What is being asked — Restate the records below word for word.

# Start of Records for this task

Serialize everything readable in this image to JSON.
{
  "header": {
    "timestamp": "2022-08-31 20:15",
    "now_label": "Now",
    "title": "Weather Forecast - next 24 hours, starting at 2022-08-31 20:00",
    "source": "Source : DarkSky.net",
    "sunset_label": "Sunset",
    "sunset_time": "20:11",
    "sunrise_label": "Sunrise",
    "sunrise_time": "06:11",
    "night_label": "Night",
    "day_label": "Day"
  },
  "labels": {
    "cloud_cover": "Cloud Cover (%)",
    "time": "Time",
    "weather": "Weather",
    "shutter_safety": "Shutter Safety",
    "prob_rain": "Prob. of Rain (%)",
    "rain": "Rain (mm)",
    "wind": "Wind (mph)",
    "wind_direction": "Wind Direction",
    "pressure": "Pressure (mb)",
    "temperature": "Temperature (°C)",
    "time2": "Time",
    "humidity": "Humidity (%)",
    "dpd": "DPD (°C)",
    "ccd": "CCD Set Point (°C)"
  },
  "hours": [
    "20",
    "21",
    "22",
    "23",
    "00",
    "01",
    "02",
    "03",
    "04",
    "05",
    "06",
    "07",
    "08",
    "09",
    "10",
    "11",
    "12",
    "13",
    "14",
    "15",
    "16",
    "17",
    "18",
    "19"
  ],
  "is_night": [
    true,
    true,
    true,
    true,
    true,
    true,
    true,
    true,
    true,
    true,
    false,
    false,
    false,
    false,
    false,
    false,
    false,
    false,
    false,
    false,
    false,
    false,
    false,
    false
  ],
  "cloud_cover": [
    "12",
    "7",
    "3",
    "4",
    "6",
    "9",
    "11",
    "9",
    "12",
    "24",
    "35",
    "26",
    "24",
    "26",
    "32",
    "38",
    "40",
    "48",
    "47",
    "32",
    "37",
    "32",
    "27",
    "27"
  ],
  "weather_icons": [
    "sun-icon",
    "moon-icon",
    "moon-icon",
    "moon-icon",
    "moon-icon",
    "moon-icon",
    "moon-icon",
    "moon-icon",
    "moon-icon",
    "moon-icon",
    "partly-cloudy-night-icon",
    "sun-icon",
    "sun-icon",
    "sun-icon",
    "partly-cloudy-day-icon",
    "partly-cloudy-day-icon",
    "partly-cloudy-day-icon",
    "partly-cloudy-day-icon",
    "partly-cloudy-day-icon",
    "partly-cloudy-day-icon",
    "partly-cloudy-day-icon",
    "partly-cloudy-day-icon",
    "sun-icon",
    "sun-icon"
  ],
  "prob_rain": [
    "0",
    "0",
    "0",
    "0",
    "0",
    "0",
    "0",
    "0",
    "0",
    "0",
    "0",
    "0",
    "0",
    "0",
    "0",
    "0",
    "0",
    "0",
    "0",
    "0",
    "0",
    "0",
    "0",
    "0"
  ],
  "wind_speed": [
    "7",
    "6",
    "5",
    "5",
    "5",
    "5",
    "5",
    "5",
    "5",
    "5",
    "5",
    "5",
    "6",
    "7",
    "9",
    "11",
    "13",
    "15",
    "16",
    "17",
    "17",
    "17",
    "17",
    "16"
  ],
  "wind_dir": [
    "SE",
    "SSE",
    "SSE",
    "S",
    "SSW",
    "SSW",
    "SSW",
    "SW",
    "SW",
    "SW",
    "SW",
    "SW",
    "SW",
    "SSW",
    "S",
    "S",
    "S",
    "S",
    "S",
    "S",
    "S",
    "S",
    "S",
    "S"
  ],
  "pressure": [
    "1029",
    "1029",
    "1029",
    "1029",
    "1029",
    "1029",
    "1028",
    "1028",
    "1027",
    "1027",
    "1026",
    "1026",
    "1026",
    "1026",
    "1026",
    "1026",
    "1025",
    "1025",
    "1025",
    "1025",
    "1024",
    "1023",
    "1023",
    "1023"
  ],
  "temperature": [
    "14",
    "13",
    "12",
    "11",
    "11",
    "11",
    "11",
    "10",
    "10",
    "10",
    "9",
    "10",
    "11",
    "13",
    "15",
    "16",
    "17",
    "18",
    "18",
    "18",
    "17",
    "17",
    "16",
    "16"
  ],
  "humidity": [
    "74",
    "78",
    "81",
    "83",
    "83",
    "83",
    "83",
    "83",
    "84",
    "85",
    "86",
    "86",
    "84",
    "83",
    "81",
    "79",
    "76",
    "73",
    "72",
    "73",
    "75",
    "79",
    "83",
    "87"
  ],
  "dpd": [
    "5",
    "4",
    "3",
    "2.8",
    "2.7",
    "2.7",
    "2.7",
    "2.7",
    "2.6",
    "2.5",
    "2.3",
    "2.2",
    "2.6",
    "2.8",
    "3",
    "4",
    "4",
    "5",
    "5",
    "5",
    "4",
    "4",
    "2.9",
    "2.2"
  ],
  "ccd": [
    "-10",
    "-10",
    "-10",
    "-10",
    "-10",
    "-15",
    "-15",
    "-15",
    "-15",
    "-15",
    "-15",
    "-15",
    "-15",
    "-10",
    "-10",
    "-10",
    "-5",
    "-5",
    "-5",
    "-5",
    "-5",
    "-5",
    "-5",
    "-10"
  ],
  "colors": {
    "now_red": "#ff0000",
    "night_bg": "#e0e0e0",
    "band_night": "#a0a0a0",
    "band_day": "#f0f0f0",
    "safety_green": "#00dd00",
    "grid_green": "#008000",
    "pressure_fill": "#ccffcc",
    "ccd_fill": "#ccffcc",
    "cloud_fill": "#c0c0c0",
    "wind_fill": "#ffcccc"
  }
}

# End of Records for this task

Problem solution —
Serialize everything readable in this image to JSON.
{
  "header": {
    "timestamp": "2022-08-31 20:15",
    "now_label": "Now",
    "title": "Weather Forecast - next 24 hours, starting at 2022-08-31 20:00",
    "source": "Source : DarkSky.net",
    "sunset_label": "Sunset",
    "sunset_time": "20:11",
    "sunrise_label": "Sunrise",
    "sunrise_time": "06:11",
    "night_label": "Night",
    "day_label": "Day"
  },
  "labels": {
    "cloud_cover": "Cloud Cover (%)",
    "time": "Time",
    "weather": "Weather",
    "shutter_safety": "Shutter Safety",
    "prob_rain": "Prob. of Rain (%)",
    "rain": "Rain (mm)",
    "wind": "Wind (mph)",
    "wind_direction": "Wind Direction",
    "pressure": "Pressure (mb)",
    "temperature": "Temperature (°C)",
    "time2": "Time",
    "humidity": "Humidity (%)",
    "dpd": "DPD (°C)",
    "ccd": "CCD Set Point (°C)"
  },
  "hours": [
    "20",
    "21",
    "22",
    "23",
    "00",
    "01",
    "02",
    "03",
    "04",
    "05",
    "06",
    "07",
    "08",
    "09",
    "10",
    "11",
    "12",
    "13",
    "14",
    "15",
    "16",
    "17",
    "18",
    "19"
  ],
  "is_night": [
    true,
    true,
    true,
    true,
    true,
    true,
    true,
    true,
    true,
    true,
    false,
    false,
    false,
    false,
    false,
    false,
    false,
    false,
    false,
    false,
    false,
    false,
    false,
    false
  ],
  "cloud_cover": [
    "12",
    "7",
    "3",
    "4",
    "6",
    "9",
    "11",
    "9",
    "12",
    "24",
    "35",
    "26",
    "24",
    "26",
    "32",
    "38",
    "40",
    "48",
    "47",
    "32",
    "37",
    "32",
    "27",
    "27"
  ],
  "weather_icons": [
    "sun-icon",
    "moon-icon",
    "moon-icon",
    "moon-icon",
    "moon-icon",
    "moon-icon",
    "moon-icon",
    "moon-icon",
    "moon-icon",
    "moon-icon",
    "partly-cloudy-night-icon",
    "sun-icon",
    "sun-icon",
    "sun-icon",
    "partly-cloudy-day-icon",
    "partly-cloudy-day-icon",
    "partly-cloudy-day-icon",
    "partly-cloudy-day-icon",
    "partly-cloudy-day-icon",
    "partly-cloudy-day-icon",
    "partly-cloudy-day-icon",
    "partly-cloudy-day-icon",
    "sun-icon",
    "sun-icon"
  ],
  "prob_rain": [
    "0",
    "0",
    "0",
    "0",
    "0",
    "0",
    "0",
    "0",
    "0",
    "0",
    "0",
    "0",
    "0",
    "0",
    "0",
    "0",
    "0",
    "0",
    "0",
    "0",
    "0",
    "0",
    "0",
    "0"
  ],
  "wind_speed": [
    "7",
    "6",
    "5",
    "5",
    "5",
    "5",
    "5",
    "5",
    "5",
    "5",
    "5",
    "5",
    "6",
    "7",
    "9",
    "11",
    "13",
    "15",
    "16",
    "17",
    "17",
    "17",
    "17",
    "16"
  ],
  "wind_dir": [
    "SE",
    "SSE",
    "SSE",
    "S",
    "SSW",
    "SSW",
    "SSW",
    "SW",
    "SW",
    "SW",
    "SW",
    "SW",
    "SW",
    "SSW",
    "S",
    "S",
    "S",
    "S",
    "S",
    "S",
    "S",
    "S",
    "S",
    "S"
  ],
  "pressure": [
    "1029",
    "1029",
    "1029",
    "1029",
    "1029",
    "1029",
    "1028",
    "1028",
    "1027",
    "1027",
    "1026",
    "1026",
    "1026",
    "1026",
    "1026",
    "1026",
    "1025",
    "1025",
    "1025",
    "1025",
    "1024",
    "1023",
    "1023",
    "1023"
  ],
  "temperature": [
    "14",
    "13",
    "12",
    "11",
    "11",
    "11",
    "11",
    "10",
    "10",
    "10",
    "9",
    "10",
    "11",
    "13",
    "15",
    "16",
    "17",
    "18",
    "18",
    "18",
    "17",
    "17",
    "16",
    "16"
  ],
  "humidity": [
    "74",
    "78",
    "81",
    "83",
    "83",
    "83",
    "83",
    "83",
    "84",
    "85",
    "86",
    "86",
    "84",
    "83",
    "81",
    "79",
    "76",
    "73",
    "72",
    "73",
    "75",
    "79",
    "83",
    "87"
  ],
  "dpd": [
    "5",
    "4",
    "3",
    "2.8",
    "2.7",
    "2.7",
    "2.7",
    "2.7",
    "2.6",
    "2.5",
    "2.3",
    "2.2",
    "2.6",
    "2.8",
    "3",
    "4",
    "4",
    "5",
    "5",
    "5",
    "4",
    "4",
    "2.9",
    "2.2"
  ],
  "ccd": [
    "-10",
    "-10",
    "-10",
    "-10",
    "-10",
    "-15",
    "-15",
    "-15",
    "-15",
    "-15",
    "-15",
    "-15",
    "-15",
    "-10",
    "-10",
    "-10",
    "-5",
    "-5",
    "-5",
    "-5",
    "-5",
    "-5",
    "-5",
    "-10"
  ],
  "colors": {
    "now_red": "#ff0000",
    "night_bg": "#e0e0e0",
    "band_night": "#a0a0a0",
    "band_day": "#f0f0f0",
    "safety_green": "#00dd00",
    "grid_green": "#008000",
    "pressure_fill": "#ccffcc",
    "ccd_fill": "#ccffcc",
    "cloud_fill": "#c0c0c0",
    "wind_fill": "#ffcccc"
  }
}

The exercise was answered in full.